>>>
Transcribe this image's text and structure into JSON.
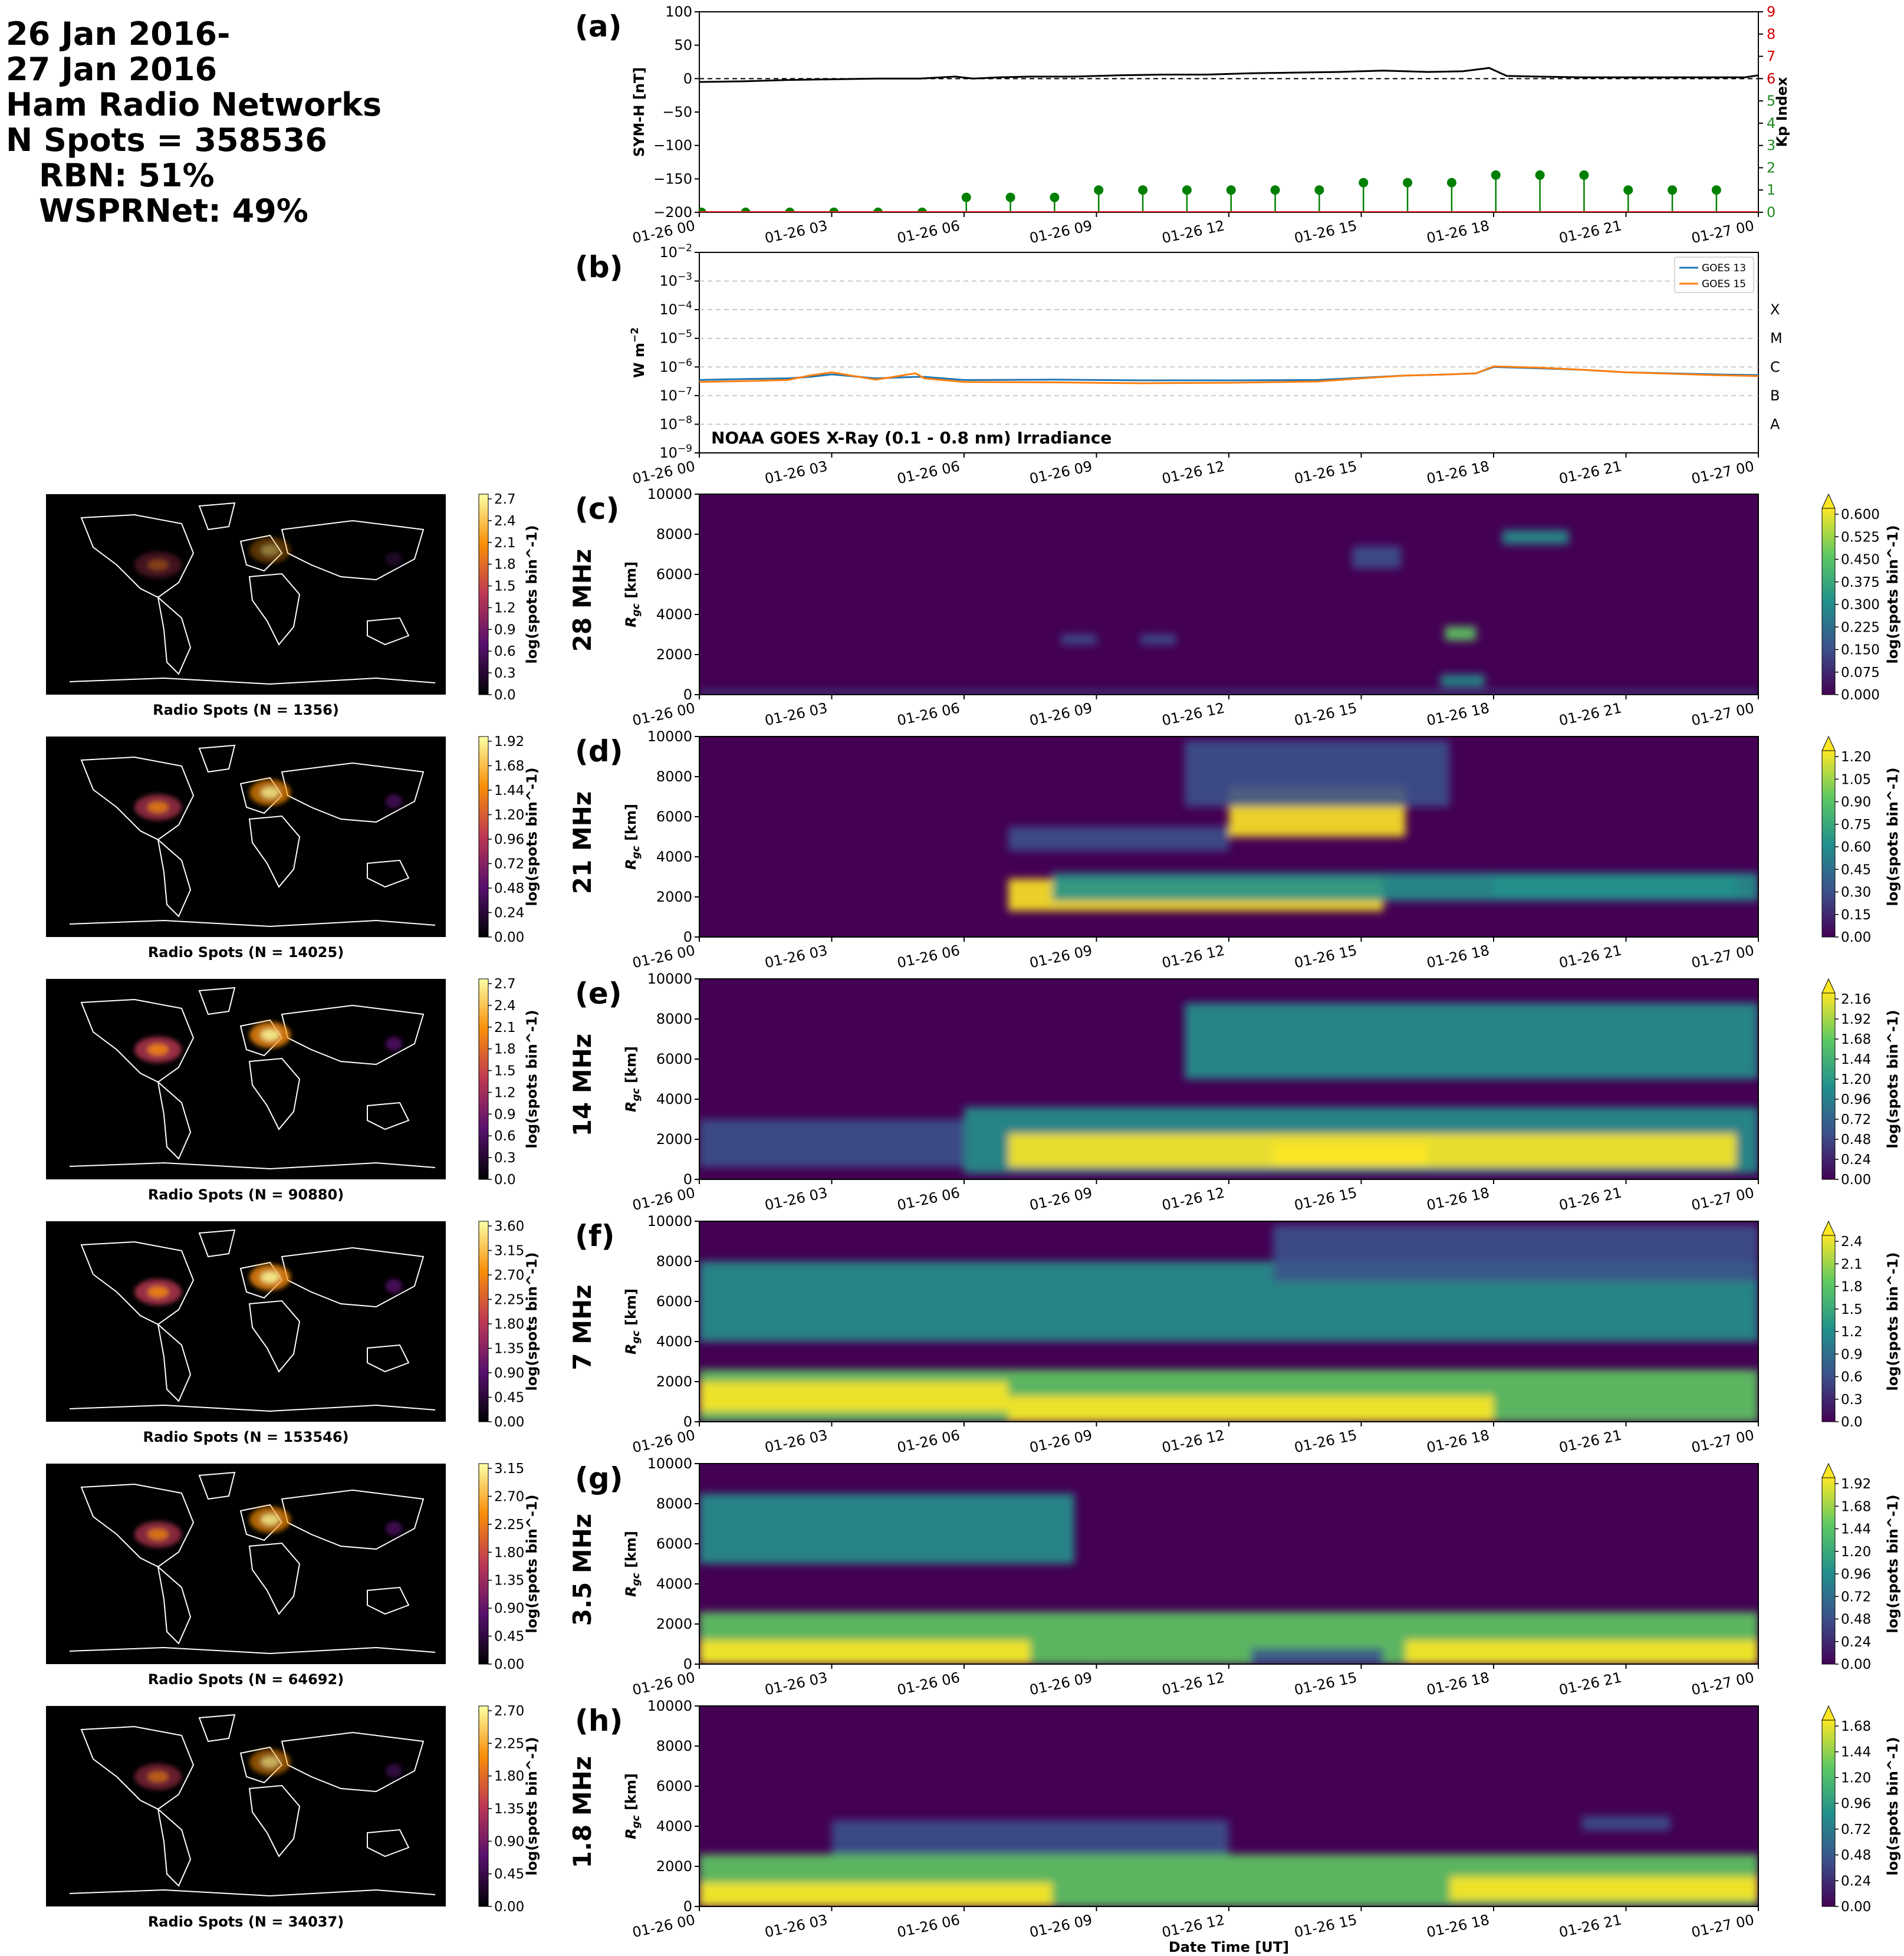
{
  "header": {
    "lines": [
      "26 Jan 2016-",
      "27 Jan 2016",
      "Ham Radio Networks",
      "N Spots = 358536",
      "RBN: 51%",
      "WSPRNet: 49%"
    ]
  },
  "time_axis": {
    "ticks": [
      "01-26 00",
      "01-26 03",
      "01-26 06",
      "01-26 09",
      "01-26 12",
      "01-26 15",
      "01-26 18",
      "01-26 21",
      "01-27 00"
    ],
    "xlabel": "Date Time [UT]"
  },
  "colors": {
    "goes13": "#1f77b4",
    "goes15": "#ff7f0e",
    "kp_stem": "#008000",
    "kp_axis": "#d40000",
    "map_bg": "#000000",
    "coast": "#ffffff"
  },
  "chart_data": [
    {
      "id": "a",
      "type": "line",
      "panel_letter": "(a)",
      "ylabel": "SYM-H [nT]",
      "ylim": [
        -200,
        100
      ],
      "yticks": [
        "100",
        "50",
        "0",
        "−50",
        "−100",
        "−150",
        "−200"
      ],
      "y2label": "Kp Index",
      "y2lim": [
        0,
        9
      ],
      "y2ticks": [
        "0",
        "1",
        "2",
        "3",
        "4",
        "5",
        "6",
        "7",
        "8",
        "9"
      ],
      "symh": {
        "x": [
          0,
          1,
          2,
          3,
          4,
          5,
          5.8,
          6.2,
          6.8,
          7.5,
          8.5,
          9.5,
          10.5,
          11.5,
          12.5,
          13.5,
          14.5,
          15.5,
          16.5,
          17.3,
          17.9,
          18.3,
          19,
          20,
          21,
          22,
          23,
          23.7,
          24
        ],
        "y": [
          -5,
          -4,
          -2,
          -1,
          0,
          0,
          3,
          0,
          2,
          3,
          3,
          5,
          6,
          6,
          8,
          9,
          10,
          12,
          10,
          11,
          16,
          4,
          3,
          2,
          2,
          2,
          2,
          2,
          5
        ]
      },
      "kp": {
        "x": [
          0,
          1,
          2,
          3,
          4,
          5,
          6,
          7,
          8,
          9,
          10,
          11,
          12,
          13,
          14,
          15,
          16,
          17,
          18,
          19,
          20,
          21,
          22,
          23
        ],
        "y": [
          0,
          0,
          0,
          0,
          0,
          0,
          0.67,
          0.67,
          0.67,
          1,
          1,
          1,
          1,
          1,
          1,
          1.33,
          1.33,
          1.33,
          1.67,
          1.67,
          1.67,
          1,
          1,
          1
        ]
      }
    },
    {
      "id": "b",
      "type": "line",
      "panel_letter": "(b)",
      "ylabel": "W m^-2",
      "yscale": "log",
      "ylim": [
        1e-09,
        0.01
      ],
      "yticks": [
        "10^-2",
        "10^-3",
        "10^-4",
        "10^-5",
        "10^-6",
        "10^-7",
        "10^-8",
        "10^-9"
      ],
      "flare_classes": [
        "X",
        "M",
        "C",
        "B",
        "A"
      ],
      "annotation": "NOAA GOES X-Ray (0.1 - 0.8 nm) Irradiance",
      "legend_position": "top-right",
      "series": [
        {
          "name": "GOES 13",
          "x": [
            0,
            1,
            2,
            2.5,
            3,
            4,
            4.9,
            5.1,
            6,
            8,
            10,
            12,
            14,
            15,
            16,
            17,
            17.6,
            18,
            19,
            20,
            21,
            22,
            23,
            24
          ],
          "y": [
            3.5e-07,
            3.8e-07,
            4e-07,
            4.5e-07,
            5.5e-07,
            4e-07,
            4.5e-07,
            4.5e-07,
            3.5e-07,
            3.6e-07,
            3.4e-07,
            3.4e-07,
            3.5e-07,
            4.2e-07,
            5e-07,
            5.5e-07,
            6e-07,
            1e-06,
            9e-07,
            8e-07,
            6.5e-07,
            6e-07,
            5.5e-07,
            5.2e-07
          ]
        },
        {
          "name": "GOES 15",
          "x": [
            0,
            1,
            2,
            2.5,
            3,
            4,
            4.9,
            5.1,
            6,
            8,
            10,
            12,
            14,
            15,
            16,
            17,
            17.6,
            18,
            19,
            20,
            21,
            22,
            23,
            24
          ],
          "y": [
            3e-07,
            3.2e-07,
            3.5e-07,
            5e-07,
            6.5e-07,
            3.6e-07,
            6e-07,
            4e-07,
            3e-07,
            2.9e-07,
            2.7e-07,
            2.8e-07,
            3.1e-07,
            4e-07,
            5e-07,
            5.5e-07,
            6e-07,
            1.05e-06,
            9.5e-07,
            8e-07,
            6.5e-07,
            5.8e-07,
            5.2e-07,
            4.8e-07
          ]
        }
      ]
    },
    {
      "id": "c",
      "type": "heatmap",
      "panel_letter": "(c)",
      "band": "28 MHz",
      "ylabel": "R_gc [km]",
      "ylim": [
        0,
        10000
      ],
      "yticks": [
        "0",
        "2000",
        "4000",
        "6000",
        "8000",
        "10000"
      ],
      "cbar_label": "log(spots bin^-1)",
      "cbar_ticks": [
        "0.000",
        "0.075",
        "0.150",
        "0.225",
        "0.300",
        "0.375",
        "0.450",
        "0.525",
        "0.600"
      ],
      "cbar_extend": "max",
      "map_caption": "Radio Spots (N = 1356)",
      "map_cbar_ticks": [
        "0.0",
        "0.3",
        "0.6",
        "0.9",
        "1.2",
        "1.5",
        "1.8",
        "2.1",
        "2.4",
        "2.7"
      ]
    },
    {
      "id": "d",
      "type": "heatmap",
      "panel_letter": "(d)",
      "band": "21 MHz",
      "ylabel": "R_gc [km]",
      "ylim": [
        0,
        10000
      ],
      "yticks": [
        "0",
        "2000",
        "4000",
        "6000",
        "8000",
        "10000"
      ],
      "cbar_label": "log(spots bin^-1)",
      "cbar_ticks": [
        "0.00",
        "0.15",
        "0.30",
        "0.45",
        "0.60",
        "0.75",
        "0.90",
        "1.05",
        "1.20"
      ],
      "cbar_extend": "max",
      "map_caption": "Radio Spots (N = 14025)",
      "map_cbar_ticks": [
        "0.00",
        "0.24",
        "0.48",
        "0.72",
        "0.96",
        "1.20",
        "1.44",
        "1.68",
        "1.92"
      ]
    },
    {
      "id": "e",
      "type": "heatmap",
      "panel_letter": "(e)",
      "band": "14 MHz",
      "ylabel": "R_gc [km]",
      "ylim": [
        0,
        10000
      ],
      "yticks": [
        "0",
        "2000",
        "4000",
        "6000",
        "8000",
        "10000"
      ],
      "cbar_label": "log(spots bin^-1)",
      "cbar_ticks": [
        "0.00",
        "0.24",
        "0.48",
        "0.72",
        "0.96",
        "1.20",
        "1.44",
        "1.68",
        "1.92",
        "2.16"
      ],
      "cbar_extend": "max",
      "map_caption": "Radio Spots (N = 90880)",
      "map_cbar_ticks": [
        "0.0",
        "0.3",
        "0.6",
        "0.9",
        "1.2",
        "1.5",
        "1.8",
        "2.1",
        "2.4",
        "2.7"
      ]
    },
    {
      "id": "f",
      "type": "heatmap",
      "panel_letter": "(f)",
      "band": "7 MHz",
      "ylabel": "R_gc [km]",
      "ylim": [
        0,
        10000
      ],
      "yticks": [
        "0",
        "2000",
        "4000",
        "6000",
        "8000",
        "10000"
      ],
      "cbar_label": "log(spots bin^-1)",
      "cbar_ticks": [
        "0.0",
        "0.3",
        "0.6",
        "0.9",
        "1.2",
        "1.5",
        "1.8",
        "2.1",
        "2.4"
      ],
      "cbar_extend": "max",
      "map_caption": "Radio Spots (N = 153546)",
      "map_cbar_ticks": [
        "0.00",
        "0.45",
        "0.90",
        "1.35",
        "1.80",
        "2.25",
        "2.70",
        "3.15",
        "3.60"
      ]
    },
    {
      "id": "g",
      "type": "heatmap",
      "panel_letter": "(g)",
      "band": "3.5 MHz",
      "ylabel": "R_gc [km]",
      "ylim": [
        0,
        10000
      ],
      "yticks": [
        "0",
        "2000",
        "4000",
        "6000",
        "8000",
        "10000"
      ],
      "cbar_label": "log(spots bin^-1)",
      "cbar_ticks": [
        "0.00",
        "0.24",
        "0.48",
        "0.72",
        "0.96",
        "1.20",
        "1.44",
        "1.68",
        "1.92"
      ],
      "cbar_extend": "max",
      "map_caption": "Radio Spots (N = 64692)",
      "map_cbar_ticks": [
        "0.00",
        "0.45",
        "0.90",
        "1.35",
        "1.80",
        "2.25",
        "2.70",
        "3.15"
      ]
    },
    {
      "id": "h",
      "type": "heatmap",
      "panel_letter": "(h)",
      "band": "1.8 MHz",
      "ylabel": "R_gc [km]",
      "ylim": [
        0,
        10000
      ],
      "yticks": [
        "0",
        "2000",
        "4000",
        "6000",
        "8000",
        "10000"
      ],
      "cbar_label": "log(spots bin^-1)",
      "cbar_ticks": [
        "0.00",
        "0.24",
        "0.48",
        "0.72",
        "0.96",
        "1.20",
        "1.44",
        "1.68"
      ],
      "cbar_extend": "max",
      "map_caption": "Radio Spots (N = 34037)",
      "map_cbar_ticks": [
        "0.00",
        "0.45",
        "0.90",
        "1.35",
        "1.80",
        "2.25",
        "2.70"
      ]
    }
  ]
}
<<<
- _What is expected_
Go through the data and gather every line that holds "Radio".

- _Exercise answer_
      "Ham Radio Networks",
      "map_caption": "Radio Spots (N = 1356)",
      "map_caption": "Radio Spots (N = 14025)",
      "map_caption": "Radio Spots (N = 90880)",
      "map_caption": "Radio Spots (N = 153546)",
      "map_caption": "Radio Spots (N = 64692)",
      "map_caption": "Radio Spots (N = 34037)",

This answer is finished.